### WHAT IS ASKED
(A) In the interview below, how many times might an assembly plant put a circuit board through its wave solder?
(B) Transcribe the part of the interview below starting at "Bigelow: Correct, and" and ending at "things go together.".

### READING TEXT

********************

Goldman: A video on etching shows you how to run the etcher, or shows you that this is etching, but it doesn’t really show you how to control the etcher parameters for a particular job.
Bigelow: Correct, and everyone controls things differently. Everyone needs to control things. It’s important to know that you need to do that. Now, you’ve got to go back into your own company’s recipe book and say, “Follow our procedures.” Because every company does it a little bit differently, and every job is a little bit different, but it’s a good overview of the industry and how things go together.
We also have had many conversations about what happens to product once it leaves ourbuilding as we’re not an assembler—especially when dealing with thermal shocks. A circuit board is going to go through a lot of thermal shocks between the time it comes into our facility as a piece of bare laminate and the time we fabricate it. We throw it through our thermal shocks, then it goes out the door to a UPS truck, into a warehouse, into the assembly plant, and then they operate on it, and in many cases, much more severe thermal shocks, such as putting it through their wave solder four or five times, because of the nature of what is going on.
Goldman: People might have more of an appreciation of what they’re doing if they know where it’s going.
Bigelow: Absolutely. They also need to know that it’s going to go through some rough processes. If things aren’t right, it’s not going to get better, folks (laughs).
Goldman: You’re not insisting on this training just to make life difficult for them. You’ve got some real reasons behind it. Any other thoughts on this subject of employees, hiring and training, and the difficulties? How about finding process engineers? Same deal?
Bigelow: Same deal. Every process engineer wants to work for the biggest company they can, and have a staff job rather than be active on the shop floor.
Goldman: They all want to be managers, right?

********************

### MATERIAL

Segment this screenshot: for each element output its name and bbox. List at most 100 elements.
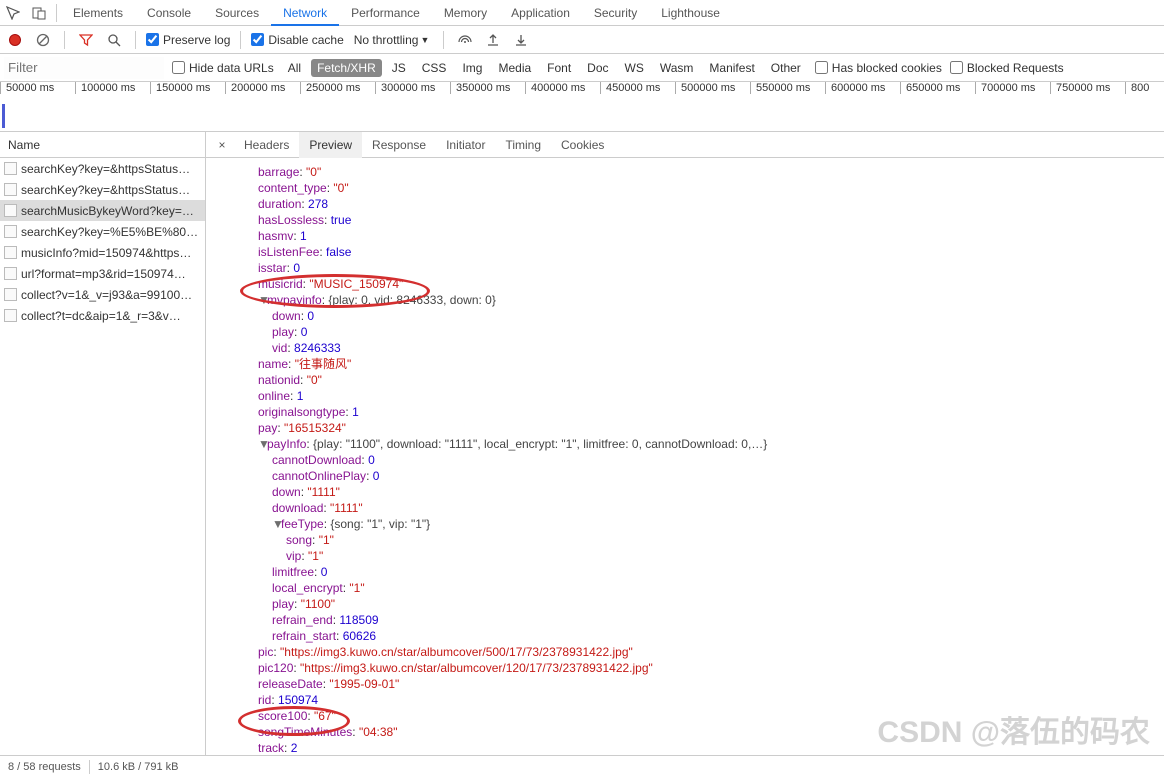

********************

### SOLUTIONS IN ORDER
(A) Four or five times.

(B)
Bigelow: Correct, and everyone controls things differently. Everyone needs to control things. It’s important to know that you need to do that. Now, you’ve got to go back into your own company’s recipe book and say, “Follow our procedures.” Because every company does it a little bit differently, and every job is a little bit different, but it’s a good overview of the industry and how things go together.